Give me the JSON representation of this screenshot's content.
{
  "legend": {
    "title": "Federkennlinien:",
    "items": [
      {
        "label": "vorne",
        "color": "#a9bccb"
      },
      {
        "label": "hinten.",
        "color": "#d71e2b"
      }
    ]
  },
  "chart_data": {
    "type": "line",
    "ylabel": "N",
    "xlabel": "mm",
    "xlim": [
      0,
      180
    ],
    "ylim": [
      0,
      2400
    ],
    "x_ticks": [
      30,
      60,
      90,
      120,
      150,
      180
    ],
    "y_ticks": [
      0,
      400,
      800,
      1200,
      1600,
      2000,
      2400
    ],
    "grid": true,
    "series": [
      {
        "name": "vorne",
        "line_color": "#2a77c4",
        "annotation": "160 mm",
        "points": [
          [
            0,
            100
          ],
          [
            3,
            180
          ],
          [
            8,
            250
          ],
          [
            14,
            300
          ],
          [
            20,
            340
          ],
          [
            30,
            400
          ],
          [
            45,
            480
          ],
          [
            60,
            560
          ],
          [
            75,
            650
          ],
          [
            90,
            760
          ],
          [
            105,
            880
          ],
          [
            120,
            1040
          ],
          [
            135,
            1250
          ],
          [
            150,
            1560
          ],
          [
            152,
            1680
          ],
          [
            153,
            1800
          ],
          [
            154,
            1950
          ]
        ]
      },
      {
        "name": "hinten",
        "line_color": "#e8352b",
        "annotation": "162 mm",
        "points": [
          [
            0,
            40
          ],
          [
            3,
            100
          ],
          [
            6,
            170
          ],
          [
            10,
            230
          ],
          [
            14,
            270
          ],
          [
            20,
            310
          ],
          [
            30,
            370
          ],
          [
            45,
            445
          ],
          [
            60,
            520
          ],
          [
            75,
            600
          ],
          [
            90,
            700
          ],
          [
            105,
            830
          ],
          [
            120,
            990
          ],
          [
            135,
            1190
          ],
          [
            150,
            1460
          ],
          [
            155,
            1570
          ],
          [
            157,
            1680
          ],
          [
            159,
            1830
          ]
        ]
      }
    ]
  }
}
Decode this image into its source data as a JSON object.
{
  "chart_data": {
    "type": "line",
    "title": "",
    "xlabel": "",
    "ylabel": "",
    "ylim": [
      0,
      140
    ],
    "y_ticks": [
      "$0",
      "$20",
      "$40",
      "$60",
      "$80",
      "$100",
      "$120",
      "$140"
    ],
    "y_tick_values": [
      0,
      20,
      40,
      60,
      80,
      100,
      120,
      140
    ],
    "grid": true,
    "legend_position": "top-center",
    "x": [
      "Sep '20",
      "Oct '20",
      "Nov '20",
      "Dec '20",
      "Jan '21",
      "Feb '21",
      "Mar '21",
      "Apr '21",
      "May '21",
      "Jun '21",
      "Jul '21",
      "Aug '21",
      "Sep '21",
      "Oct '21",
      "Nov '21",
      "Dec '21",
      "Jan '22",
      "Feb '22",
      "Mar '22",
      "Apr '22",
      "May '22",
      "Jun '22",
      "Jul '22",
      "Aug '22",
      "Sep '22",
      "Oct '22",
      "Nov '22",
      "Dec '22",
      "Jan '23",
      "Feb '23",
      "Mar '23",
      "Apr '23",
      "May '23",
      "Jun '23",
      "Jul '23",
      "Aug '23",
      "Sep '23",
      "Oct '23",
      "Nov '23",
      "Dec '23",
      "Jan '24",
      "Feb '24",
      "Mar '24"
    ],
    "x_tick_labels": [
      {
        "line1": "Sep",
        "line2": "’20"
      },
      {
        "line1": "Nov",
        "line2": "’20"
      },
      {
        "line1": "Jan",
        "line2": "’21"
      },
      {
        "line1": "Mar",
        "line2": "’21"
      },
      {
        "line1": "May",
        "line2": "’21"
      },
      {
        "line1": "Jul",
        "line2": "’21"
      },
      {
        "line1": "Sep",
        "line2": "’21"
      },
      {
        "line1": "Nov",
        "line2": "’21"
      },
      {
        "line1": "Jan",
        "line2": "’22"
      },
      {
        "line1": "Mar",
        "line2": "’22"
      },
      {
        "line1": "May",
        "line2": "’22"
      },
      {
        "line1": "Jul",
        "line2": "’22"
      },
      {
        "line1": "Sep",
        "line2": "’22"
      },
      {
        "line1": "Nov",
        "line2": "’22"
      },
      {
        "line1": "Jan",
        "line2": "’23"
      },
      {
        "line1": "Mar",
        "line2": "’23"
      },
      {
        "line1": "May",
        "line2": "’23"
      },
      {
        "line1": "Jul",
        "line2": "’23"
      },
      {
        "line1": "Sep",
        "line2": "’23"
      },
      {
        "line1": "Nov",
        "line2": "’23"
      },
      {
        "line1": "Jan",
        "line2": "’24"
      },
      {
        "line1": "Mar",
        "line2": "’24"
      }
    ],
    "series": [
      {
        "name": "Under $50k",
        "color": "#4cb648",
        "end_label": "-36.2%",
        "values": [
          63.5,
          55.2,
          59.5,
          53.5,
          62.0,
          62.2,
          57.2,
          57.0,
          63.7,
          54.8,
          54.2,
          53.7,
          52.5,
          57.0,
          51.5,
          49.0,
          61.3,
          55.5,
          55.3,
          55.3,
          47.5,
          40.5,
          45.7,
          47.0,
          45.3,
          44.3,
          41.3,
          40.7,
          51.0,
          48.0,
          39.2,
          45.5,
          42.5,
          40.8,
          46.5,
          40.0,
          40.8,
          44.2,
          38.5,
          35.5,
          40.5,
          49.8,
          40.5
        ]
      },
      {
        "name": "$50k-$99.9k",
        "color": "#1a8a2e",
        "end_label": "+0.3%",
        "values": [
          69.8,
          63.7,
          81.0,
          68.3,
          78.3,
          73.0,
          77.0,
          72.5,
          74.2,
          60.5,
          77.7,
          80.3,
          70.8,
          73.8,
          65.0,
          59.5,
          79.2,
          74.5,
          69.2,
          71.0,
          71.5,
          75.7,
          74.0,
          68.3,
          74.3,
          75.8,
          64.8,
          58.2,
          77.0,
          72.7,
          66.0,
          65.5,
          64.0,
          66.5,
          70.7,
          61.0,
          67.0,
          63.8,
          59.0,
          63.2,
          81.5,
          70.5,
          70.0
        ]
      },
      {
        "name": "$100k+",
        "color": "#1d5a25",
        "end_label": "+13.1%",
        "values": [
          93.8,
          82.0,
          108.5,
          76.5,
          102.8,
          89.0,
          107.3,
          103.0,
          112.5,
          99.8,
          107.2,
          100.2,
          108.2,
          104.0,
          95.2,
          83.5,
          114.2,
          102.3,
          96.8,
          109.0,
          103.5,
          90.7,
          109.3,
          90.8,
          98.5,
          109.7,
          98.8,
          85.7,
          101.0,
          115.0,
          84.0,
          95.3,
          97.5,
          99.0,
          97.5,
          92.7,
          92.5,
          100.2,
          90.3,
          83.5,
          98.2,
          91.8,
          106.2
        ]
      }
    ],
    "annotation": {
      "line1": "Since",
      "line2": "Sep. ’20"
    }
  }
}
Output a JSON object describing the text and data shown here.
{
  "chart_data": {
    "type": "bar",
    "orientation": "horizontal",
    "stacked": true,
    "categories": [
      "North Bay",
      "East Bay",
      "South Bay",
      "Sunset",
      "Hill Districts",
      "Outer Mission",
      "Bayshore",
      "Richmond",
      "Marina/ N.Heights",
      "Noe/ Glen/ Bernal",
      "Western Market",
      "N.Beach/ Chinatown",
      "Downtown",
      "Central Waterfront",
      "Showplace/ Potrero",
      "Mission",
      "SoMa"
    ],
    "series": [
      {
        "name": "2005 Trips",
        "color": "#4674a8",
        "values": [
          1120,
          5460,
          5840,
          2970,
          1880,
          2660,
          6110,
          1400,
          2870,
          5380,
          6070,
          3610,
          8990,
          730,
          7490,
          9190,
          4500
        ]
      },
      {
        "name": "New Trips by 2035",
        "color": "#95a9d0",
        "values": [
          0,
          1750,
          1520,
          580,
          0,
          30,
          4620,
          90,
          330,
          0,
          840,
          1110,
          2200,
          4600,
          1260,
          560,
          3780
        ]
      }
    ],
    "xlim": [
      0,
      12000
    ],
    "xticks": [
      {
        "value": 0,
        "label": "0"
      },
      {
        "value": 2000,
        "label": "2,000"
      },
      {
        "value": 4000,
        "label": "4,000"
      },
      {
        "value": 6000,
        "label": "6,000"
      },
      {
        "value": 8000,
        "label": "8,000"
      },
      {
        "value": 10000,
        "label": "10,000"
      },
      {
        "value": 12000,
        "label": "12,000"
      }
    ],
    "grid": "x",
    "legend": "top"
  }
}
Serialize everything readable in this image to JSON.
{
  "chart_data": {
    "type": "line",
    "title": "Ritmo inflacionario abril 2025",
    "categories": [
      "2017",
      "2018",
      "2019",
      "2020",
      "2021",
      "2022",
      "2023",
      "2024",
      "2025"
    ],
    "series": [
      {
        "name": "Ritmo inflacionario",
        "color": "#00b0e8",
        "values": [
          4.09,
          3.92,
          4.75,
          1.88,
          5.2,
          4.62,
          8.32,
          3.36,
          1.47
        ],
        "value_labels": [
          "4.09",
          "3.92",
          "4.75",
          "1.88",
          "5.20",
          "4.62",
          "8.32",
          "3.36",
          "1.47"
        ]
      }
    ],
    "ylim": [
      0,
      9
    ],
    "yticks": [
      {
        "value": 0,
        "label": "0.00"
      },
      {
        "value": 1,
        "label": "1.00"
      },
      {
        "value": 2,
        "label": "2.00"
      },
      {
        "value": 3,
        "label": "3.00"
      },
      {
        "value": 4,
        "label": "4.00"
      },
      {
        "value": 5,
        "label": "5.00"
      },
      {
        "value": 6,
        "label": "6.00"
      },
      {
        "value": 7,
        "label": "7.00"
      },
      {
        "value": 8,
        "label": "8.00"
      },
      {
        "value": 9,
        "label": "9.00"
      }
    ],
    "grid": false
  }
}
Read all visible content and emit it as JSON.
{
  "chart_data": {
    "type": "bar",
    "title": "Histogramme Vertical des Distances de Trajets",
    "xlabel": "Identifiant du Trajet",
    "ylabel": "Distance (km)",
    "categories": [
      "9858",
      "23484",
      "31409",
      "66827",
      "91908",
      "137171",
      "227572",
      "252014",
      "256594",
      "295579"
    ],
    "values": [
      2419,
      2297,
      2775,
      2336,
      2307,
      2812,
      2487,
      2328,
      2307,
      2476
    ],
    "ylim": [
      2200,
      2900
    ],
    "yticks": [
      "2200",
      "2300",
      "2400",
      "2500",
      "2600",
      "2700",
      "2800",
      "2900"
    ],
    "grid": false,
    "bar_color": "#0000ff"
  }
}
********************
Which lines hold the word "JSON"? Copy each of them from the records.

# Solution to the problem
Give me the JSON representation of this screenshot's content.
Decode this image into its source data as a JSON object.
Output a JSON object describing the text and data shown here.
Serialize everything readable in this image to JSON.
Read all visible content and emit it as JSON.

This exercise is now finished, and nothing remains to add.